Work to do:
Track down every line below that holds "euidentes" and copy it.

Available records:
====
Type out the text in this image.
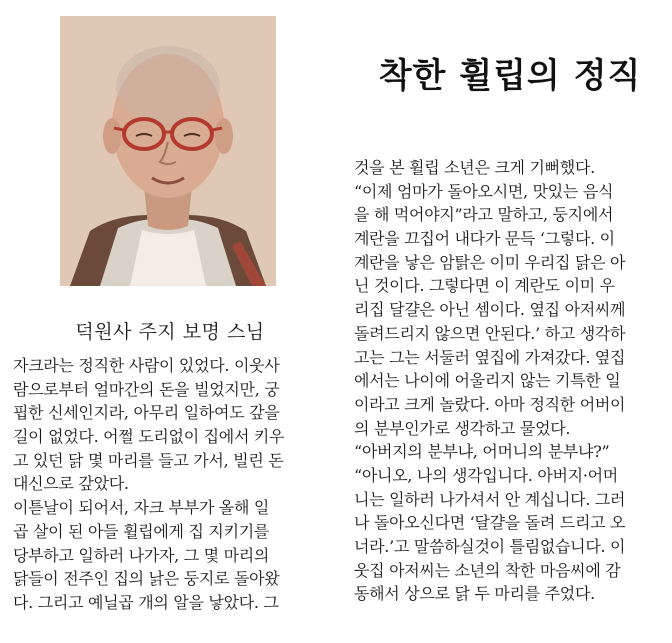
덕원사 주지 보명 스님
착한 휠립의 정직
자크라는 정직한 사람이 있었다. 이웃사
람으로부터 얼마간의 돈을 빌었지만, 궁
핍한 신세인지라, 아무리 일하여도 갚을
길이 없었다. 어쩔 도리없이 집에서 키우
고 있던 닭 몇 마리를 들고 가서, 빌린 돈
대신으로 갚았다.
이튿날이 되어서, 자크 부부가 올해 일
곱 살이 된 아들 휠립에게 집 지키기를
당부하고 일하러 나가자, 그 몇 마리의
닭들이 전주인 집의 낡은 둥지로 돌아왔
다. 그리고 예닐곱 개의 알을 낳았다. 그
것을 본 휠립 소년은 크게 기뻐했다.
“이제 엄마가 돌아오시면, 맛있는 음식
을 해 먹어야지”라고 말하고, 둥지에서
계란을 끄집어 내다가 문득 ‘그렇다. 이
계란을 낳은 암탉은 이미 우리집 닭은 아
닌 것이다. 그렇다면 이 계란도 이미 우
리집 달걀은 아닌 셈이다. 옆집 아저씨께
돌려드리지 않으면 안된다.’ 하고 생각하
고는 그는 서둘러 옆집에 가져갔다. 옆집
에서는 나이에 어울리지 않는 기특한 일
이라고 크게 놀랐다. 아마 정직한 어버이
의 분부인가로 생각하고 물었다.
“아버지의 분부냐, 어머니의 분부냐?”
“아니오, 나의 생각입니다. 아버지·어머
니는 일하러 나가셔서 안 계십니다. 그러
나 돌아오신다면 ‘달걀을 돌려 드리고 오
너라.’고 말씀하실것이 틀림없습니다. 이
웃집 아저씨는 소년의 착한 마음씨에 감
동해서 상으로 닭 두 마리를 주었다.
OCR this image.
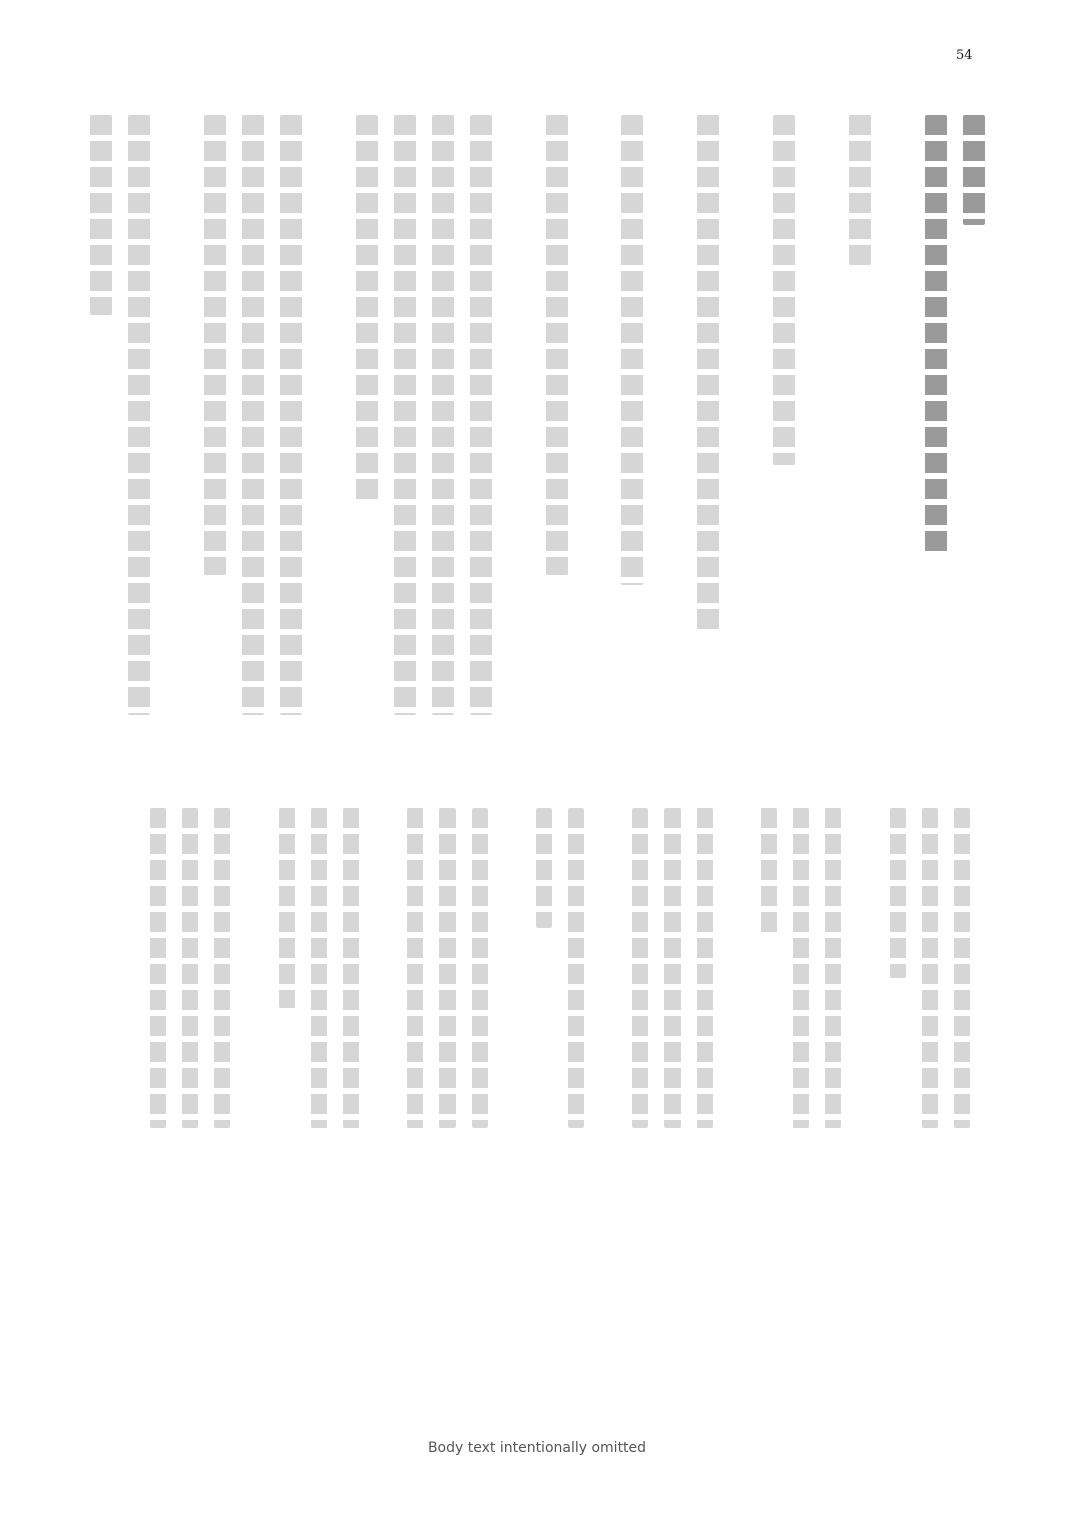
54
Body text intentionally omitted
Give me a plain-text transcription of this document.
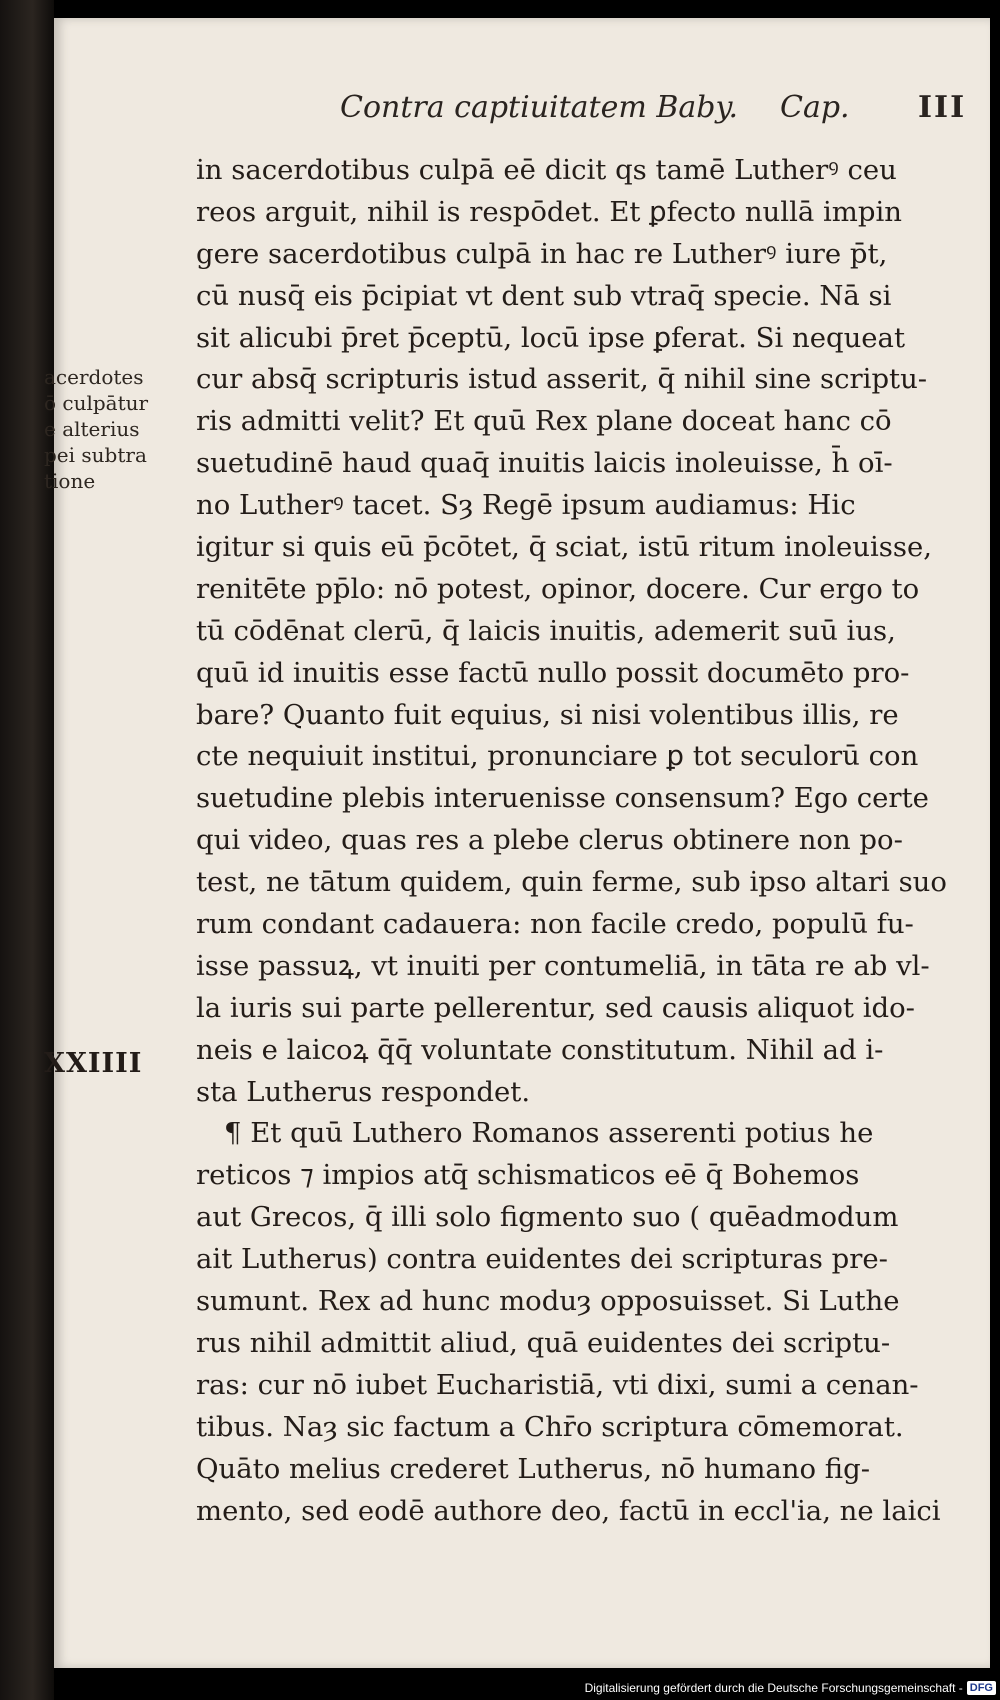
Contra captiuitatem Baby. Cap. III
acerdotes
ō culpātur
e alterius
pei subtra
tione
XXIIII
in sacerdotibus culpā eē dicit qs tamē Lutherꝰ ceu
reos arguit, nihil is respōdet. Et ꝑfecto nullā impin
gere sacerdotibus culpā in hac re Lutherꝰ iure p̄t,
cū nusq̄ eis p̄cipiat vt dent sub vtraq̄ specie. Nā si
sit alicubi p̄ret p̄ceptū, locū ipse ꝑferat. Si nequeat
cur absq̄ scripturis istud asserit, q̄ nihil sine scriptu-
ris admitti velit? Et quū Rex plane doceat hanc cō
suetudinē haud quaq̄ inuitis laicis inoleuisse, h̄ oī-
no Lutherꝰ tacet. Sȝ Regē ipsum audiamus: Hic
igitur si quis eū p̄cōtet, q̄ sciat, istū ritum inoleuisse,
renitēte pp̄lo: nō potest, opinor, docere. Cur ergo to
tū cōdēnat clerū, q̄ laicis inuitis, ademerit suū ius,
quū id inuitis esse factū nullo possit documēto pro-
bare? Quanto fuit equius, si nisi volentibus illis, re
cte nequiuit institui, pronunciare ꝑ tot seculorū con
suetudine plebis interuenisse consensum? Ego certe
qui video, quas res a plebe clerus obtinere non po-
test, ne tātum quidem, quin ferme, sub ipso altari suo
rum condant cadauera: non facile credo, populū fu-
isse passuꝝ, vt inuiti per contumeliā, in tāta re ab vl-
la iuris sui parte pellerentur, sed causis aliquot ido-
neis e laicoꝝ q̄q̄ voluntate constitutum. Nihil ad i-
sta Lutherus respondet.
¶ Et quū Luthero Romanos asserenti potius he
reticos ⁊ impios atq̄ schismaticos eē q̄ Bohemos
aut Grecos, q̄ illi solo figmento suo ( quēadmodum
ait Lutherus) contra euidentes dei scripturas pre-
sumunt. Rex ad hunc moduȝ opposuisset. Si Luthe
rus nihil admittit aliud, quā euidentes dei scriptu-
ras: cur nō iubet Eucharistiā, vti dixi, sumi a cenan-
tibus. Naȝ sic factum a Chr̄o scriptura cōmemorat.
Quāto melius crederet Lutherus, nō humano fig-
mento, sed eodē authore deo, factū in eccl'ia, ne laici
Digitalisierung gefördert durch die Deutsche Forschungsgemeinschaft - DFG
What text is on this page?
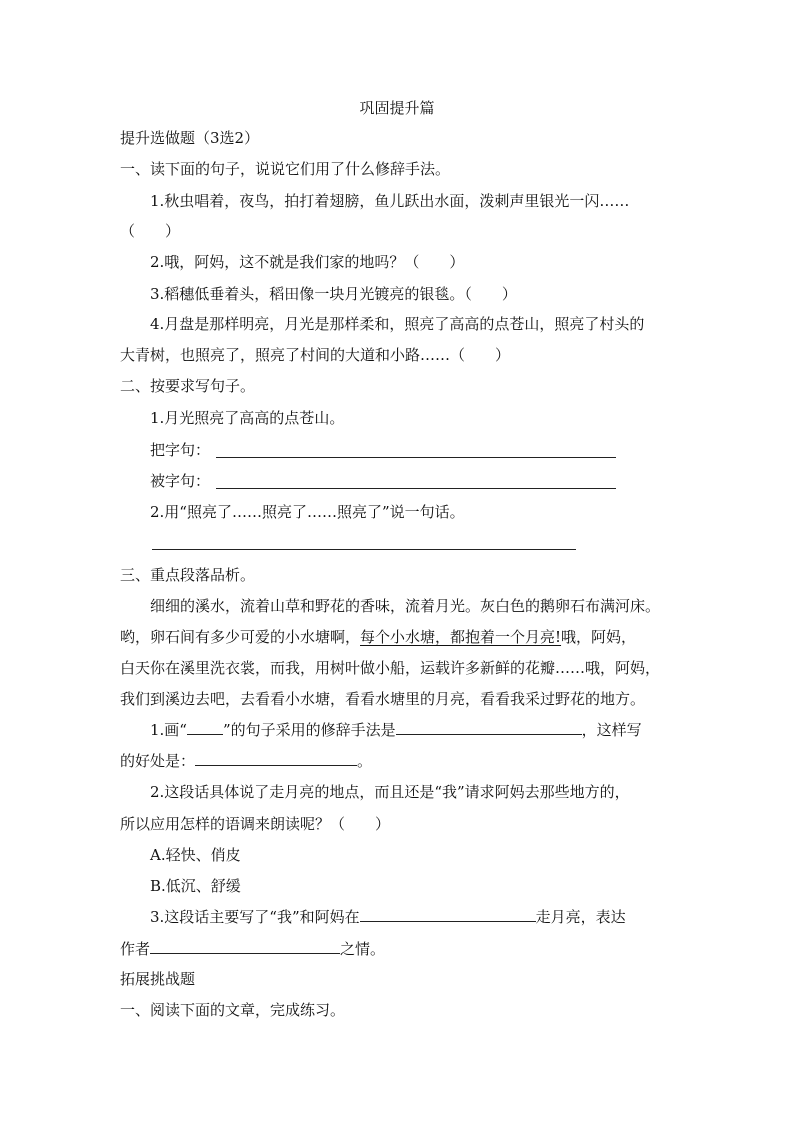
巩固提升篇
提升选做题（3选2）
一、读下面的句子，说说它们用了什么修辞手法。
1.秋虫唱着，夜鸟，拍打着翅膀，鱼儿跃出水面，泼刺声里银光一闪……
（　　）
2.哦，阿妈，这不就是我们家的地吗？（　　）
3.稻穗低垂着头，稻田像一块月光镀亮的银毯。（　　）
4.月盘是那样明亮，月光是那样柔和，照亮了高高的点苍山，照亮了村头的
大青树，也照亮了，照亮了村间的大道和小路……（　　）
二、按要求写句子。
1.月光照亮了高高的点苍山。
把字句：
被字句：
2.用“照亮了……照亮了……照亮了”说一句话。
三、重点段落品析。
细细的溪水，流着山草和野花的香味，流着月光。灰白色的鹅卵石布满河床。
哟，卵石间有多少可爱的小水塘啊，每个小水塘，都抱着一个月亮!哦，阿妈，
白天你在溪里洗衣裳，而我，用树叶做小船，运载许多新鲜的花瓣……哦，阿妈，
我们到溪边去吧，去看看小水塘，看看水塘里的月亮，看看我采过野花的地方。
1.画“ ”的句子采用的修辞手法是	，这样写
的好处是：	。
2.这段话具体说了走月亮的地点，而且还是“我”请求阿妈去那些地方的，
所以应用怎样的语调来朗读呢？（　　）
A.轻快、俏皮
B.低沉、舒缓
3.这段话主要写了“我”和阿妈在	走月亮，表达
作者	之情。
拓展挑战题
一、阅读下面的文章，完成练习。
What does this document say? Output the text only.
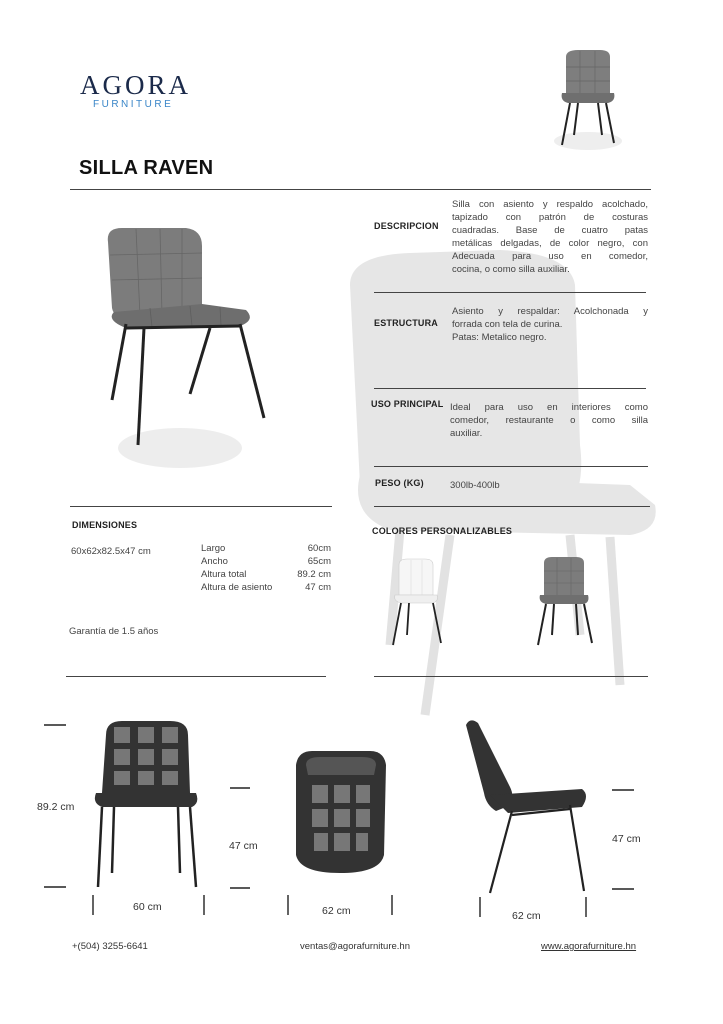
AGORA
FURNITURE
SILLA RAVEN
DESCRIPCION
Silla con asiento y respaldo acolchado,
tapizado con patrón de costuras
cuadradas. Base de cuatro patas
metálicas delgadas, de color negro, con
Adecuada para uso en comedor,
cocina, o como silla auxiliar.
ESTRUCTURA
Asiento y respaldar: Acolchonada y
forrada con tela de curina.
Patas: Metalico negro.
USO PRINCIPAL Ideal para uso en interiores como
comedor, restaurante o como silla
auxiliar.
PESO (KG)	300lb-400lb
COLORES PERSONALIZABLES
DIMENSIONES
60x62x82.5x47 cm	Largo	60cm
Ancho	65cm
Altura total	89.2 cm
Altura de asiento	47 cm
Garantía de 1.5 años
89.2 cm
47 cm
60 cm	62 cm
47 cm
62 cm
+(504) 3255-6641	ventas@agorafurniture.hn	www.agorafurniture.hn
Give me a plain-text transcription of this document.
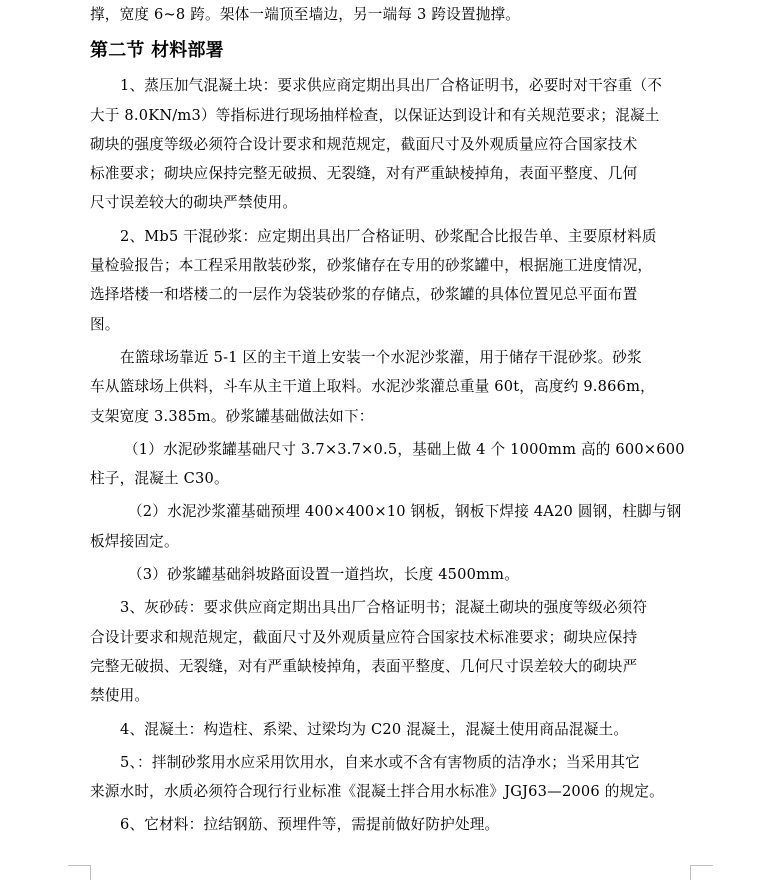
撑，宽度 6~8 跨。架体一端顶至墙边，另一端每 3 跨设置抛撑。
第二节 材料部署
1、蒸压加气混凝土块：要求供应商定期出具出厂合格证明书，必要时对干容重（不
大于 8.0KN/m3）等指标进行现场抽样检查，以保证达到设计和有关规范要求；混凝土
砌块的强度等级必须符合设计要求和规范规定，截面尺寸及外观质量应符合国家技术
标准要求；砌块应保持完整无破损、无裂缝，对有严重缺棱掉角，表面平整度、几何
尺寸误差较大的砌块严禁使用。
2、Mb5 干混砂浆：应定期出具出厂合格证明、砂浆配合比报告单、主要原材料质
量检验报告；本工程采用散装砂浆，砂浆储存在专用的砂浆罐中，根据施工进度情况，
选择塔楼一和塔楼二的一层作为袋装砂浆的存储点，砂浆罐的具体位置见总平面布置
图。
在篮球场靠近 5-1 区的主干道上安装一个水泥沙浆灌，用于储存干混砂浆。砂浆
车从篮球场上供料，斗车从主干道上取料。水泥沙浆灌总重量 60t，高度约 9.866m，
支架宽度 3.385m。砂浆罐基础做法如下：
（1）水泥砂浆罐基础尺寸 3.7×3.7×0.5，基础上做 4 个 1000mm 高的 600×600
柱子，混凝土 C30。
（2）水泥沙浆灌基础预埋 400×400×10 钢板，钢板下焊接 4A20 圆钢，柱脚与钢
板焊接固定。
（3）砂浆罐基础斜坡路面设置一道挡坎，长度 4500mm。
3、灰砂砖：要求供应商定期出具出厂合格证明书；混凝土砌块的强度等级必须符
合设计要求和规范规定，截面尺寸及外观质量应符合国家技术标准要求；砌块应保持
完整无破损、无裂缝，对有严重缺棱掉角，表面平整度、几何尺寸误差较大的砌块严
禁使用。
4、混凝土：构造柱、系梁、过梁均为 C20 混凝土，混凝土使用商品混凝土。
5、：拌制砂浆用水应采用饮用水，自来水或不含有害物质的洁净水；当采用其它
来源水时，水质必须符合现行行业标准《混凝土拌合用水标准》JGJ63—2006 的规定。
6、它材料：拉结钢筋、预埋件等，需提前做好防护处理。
====
Exercise result:
ait Lutherus) contra euidentes dei scripturas pre-
rus nihil admittit aliud, quā euidentes dei scriptu-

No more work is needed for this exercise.